### Directions
Send back all the data below, exactly as given.

### Collected data
+ + + +
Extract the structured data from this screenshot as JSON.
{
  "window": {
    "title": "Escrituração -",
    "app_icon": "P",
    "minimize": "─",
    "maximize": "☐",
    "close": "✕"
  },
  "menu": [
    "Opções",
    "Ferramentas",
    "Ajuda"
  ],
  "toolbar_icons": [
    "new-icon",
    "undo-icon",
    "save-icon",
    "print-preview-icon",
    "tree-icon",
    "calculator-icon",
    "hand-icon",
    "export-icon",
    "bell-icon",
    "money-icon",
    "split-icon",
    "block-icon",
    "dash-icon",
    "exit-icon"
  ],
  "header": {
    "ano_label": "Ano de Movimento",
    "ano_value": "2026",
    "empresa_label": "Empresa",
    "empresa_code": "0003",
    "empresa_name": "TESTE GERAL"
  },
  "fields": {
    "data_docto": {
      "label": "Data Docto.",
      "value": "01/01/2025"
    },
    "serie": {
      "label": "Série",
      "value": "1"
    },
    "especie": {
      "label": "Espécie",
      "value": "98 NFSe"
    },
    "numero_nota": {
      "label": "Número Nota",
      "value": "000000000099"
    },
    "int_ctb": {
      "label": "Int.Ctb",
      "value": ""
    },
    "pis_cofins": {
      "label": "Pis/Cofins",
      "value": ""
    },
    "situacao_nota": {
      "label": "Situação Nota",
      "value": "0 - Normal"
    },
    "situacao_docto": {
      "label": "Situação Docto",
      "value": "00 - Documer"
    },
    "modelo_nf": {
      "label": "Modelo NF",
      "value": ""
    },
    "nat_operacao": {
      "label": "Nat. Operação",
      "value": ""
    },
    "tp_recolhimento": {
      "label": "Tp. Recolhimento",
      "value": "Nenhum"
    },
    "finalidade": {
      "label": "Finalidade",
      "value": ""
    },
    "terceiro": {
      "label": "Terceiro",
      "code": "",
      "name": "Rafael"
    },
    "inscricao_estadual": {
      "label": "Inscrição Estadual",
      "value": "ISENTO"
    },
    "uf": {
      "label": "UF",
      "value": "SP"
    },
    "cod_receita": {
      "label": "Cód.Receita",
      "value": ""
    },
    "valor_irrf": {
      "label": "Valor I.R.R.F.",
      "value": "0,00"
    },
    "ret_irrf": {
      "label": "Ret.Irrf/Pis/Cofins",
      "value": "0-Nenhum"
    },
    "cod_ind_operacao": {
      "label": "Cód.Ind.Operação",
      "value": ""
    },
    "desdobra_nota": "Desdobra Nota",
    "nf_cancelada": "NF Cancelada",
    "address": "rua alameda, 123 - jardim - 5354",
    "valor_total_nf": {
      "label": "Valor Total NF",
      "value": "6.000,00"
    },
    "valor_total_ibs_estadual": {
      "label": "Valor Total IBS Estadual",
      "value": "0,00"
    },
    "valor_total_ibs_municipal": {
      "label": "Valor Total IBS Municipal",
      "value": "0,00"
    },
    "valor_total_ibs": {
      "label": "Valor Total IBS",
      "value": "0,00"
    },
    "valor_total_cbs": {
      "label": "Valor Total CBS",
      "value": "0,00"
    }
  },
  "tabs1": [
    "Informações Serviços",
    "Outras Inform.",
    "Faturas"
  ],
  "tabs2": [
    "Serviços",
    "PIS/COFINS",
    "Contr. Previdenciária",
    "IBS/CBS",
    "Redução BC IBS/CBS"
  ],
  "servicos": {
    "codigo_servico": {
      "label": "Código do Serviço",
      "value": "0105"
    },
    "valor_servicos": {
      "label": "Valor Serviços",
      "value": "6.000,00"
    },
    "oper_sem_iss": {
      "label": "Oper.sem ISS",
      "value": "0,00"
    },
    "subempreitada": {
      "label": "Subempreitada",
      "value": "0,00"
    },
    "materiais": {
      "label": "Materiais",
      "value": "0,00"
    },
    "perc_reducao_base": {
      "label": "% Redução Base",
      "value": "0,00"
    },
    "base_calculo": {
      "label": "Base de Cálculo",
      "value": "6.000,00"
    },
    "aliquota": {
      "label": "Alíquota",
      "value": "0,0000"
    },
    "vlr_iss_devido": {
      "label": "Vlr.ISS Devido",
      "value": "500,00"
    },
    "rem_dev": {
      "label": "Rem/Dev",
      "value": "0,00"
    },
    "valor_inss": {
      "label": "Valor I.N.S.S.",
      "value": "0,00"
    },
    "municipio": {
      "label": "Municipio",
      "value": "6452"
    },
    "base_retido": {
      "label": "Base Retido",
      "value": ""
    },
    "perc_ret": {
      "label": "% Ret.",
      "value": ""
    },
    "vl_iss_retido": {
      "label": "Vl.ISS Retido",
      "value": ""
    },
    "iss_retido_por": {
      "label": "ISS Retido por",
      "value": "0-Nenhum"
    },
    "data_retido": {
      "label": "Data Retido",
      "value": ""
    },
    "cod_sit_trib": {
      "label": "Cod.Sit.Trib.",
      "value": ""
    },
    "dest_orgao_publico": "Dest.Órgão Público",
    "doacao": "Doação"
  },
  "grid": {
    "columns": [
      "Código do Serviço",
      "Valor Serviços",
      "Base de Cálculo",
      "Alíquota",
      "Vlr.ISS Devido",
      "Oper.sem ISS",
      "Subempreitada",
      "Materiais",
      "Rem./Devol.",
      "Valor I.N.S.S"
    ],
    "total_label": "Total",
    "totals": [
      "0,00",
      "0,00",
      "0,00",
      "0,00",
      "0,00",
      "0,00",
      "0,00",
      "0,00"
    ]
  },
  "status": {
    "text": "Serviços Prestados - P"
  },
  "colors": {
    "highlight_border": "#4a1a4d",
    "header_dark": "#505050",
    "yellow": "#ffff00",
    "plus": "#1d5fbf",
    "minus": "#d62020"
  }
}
+ + + +
### Output of the task
Extract the structured data from this screenshot as JSON.
{
  "window": {
    "title": "Escrituração -",
    "app_icon": "P",
    "minimize": "─",
    "maximize": "☐",
    "close": "✕"
  },
  "menu": [
    "Opções",
    "Ferramentas",
    "Ajuda"
  ],
  "toolbar_icons": [
    "new-icon",
    "undo-icon",
    "save-icon",
    "print-preview-icon",
    "tree-icon",
    "calculator-icon",
    "hand-icon",
    "export-icon",
    "bell-icon",
    "money-icon",
    "split-icon",
    "block-icon",
    "dash-icon",
    "exit-icon"
  ],
  "header": {
    "ano_label": "Ano de Movimento",
    "ano_value": "2026",
    "empresa_label": "Empresa",
    "empresa_code": "0003",
    "empresa_name": "TESTE GERAL"
  },
  "fields": {
    "data_docto": {
      "label": "Data Docto.",
      "value": "01/01/2025"
    },
    "serie": {
      "label": "Série",
      "value": "1"
    },
    "especie": {
      "label": "Espécie",
      "value": "98 NFSe"
    },
    "numero_nota": {
      "label": "Número Nota",
      "value": "000000000099"
    },
    "int_ctb": {
      "label": "Int.Ctb",
      "value": ""
    },
    "pis_cofins": {
      "label": "Pis/Cofins",
      "value": ""
    },
    "situacao_nota": {
      "label": "Situação Nota",
      "value": "0 - Normal"
    },
    "situacao_docto": {
      "label": "Situação Docto",
      "value": "00 - Documer"
    },
    "modelo_nf": {
      "label": "Modelo NF",
      "value": ""
    },
    "nat_operacao": {
      "label": "Nat. Operação",
      "value": ""
    },
    "tp_recolhimento": {
      "label": "Tp. Recolhimento",
      "value": "Nenhum"
    },
    "finalidade": {
      "label": "Finalidade",
      "value": ""
    },
    "terceiro": {
      "label": "Terceiro",
      "code": "",
      "name": "Rafael"
    },
    "inscricao_estadual": {
      "label": "Inscrição Estadual",
      "value": "ISENTO"
    },
    "uf": {
      "label": "UF",
      "value": "SP"
    },
    "cod_receita": {
      "label": "Cód.Receita",
      "value": ""
    },
    "valor_irrf": {
      "label": "Valor I.R.R.F.",
      "value": "0,00"
    },
    "ret_irrf": {
      "label": "Ret.Irrf/Pis/Cofins",
      "value": "0-Nenhum"
    },
    "cod_ind_operacao": {
      "label": "Cód.Ind.Operação",
      "value": ""
    },
    "desdobra_nota": "Desdobra Nota",
    "nf_cancelada": "NF Cancelada",
    "address": "rua alameda, 123 - jardim - 5354",
    "valor_total_nf": {
      "label": "Valor Total NF",
      "value": "6.000,00"
    },
    "valor_total_ibs_estadual": {
      "label": "Valor Total IBS Estadual",
      "value": "0,00"
    },
    "valor_total_ibs_municipal": {
      "label": "Valor Total IBS Municipal",
      "value": "0,00"
    },
    "valor_total_ibs": {
      "label": "Valor Total IBS",
      "value": "0,00"
    },
    "valor_total_cbs": {
      "label": "Valor Total CBS",
      "value": "0,00"
    }
  },
  "tabs1": [
    "Informações Serviços",
    "Outras Inform.",
    "Faturas"
  ],
  "tabs2": [
    "Serviços",
    "PIS/COFINS",
    "Contr. Previdenciária",
    "IBS/CBS",
    "Redução BC IBS/CBS"
  ],
  "servicos": {
    "codigo_servico": {
      "label": "Código do Serviço",
      "value": "0105"
    },
    "valor_servicos": {
      "label": "Valor Serviços",
      "value": "6.000,00"
    },
    "oper_sem_iss": {
      "label": "Oper.sem ISS",
      "value": "0,00"
    },
    "subempreitada": {
      "label": "Subempreitada",
      "value": "0,00"
    },
    "materiais": {
      "label": "Materiais",
      "value": "0,00"
    },
    "perc_reducao_base": {
      "label": "% Redução Base",
      "value": "0,00"
    },
    "base_calculo": {
      "label": "Base de Cálculo",
      "value": "6.000,00"
    },
    "aliquota": {
      "label": "Alíquota",
      "value": "0,0000"
    },
    "vlr_iss_devido": {
      "label": "Vlr.ISS Devido",
      "value": "500,00"
    },
    "rem_dev": {
      "label": "Rem/Dev",
      "value": "0,00"
    },
    "valor_inss": {
      "label": "Valor I.N.S.S.",
      "value": "0,00"
    },
    "municipio": {
      "label": "Municipio",
      "value": "6452"
    },
    "base_retido": {
      "label": "Base Retido",
      "value": ""
    },
    "perc_ret": {
      "label": "% Ret.",
      "value": ""
    },
    "vl_iss_retido": {
      "label": "Vl.ISS Retido",
      "value": ""
    },
    "iss_retido_por": {
      "label": "ISS Retido por",
      "value": "0-Nenhum"
    },
    "data_retido": {
      "label": "Data Retido",
      "value": ""
    },
    "cod_sit_trib": {
      "label": "Cod.Sit.Trib.",
      "value": ""
    },
    "dest_orgao_publico": "Dest.Órgão Público",
    "doacao": "Doação"
  },
  "grid": {
    "columns": [
      "Código do Serviço",
      "Valor Serviços",
      "Base de Cálculo",
      "Alíquota",
      "Vlr.ISS Devido",
      "Oper.sem ISS",
      "Subempreitada",
      "Materiais",
      "Rem./Devol.",
      "Valor I.N.S.S"
    ],
    "total_label": "Total",
    "totals": [
      "0,00",
      "0,00",
      "0,00",
      "0,00",
      "0,00",
      "0,00",
      "0,00",
      "0,00"
    ]
  },
  "status": {
    "text": "Serviços Prestados - P"
  },
  "colors": {
    "highlight_border": "#4a1a4d",
    "header_dark": "#505050",
    "yellow": "#ffff00",
    "plus": "#1d5fbf",
    "minus": "#d62020"
  }
}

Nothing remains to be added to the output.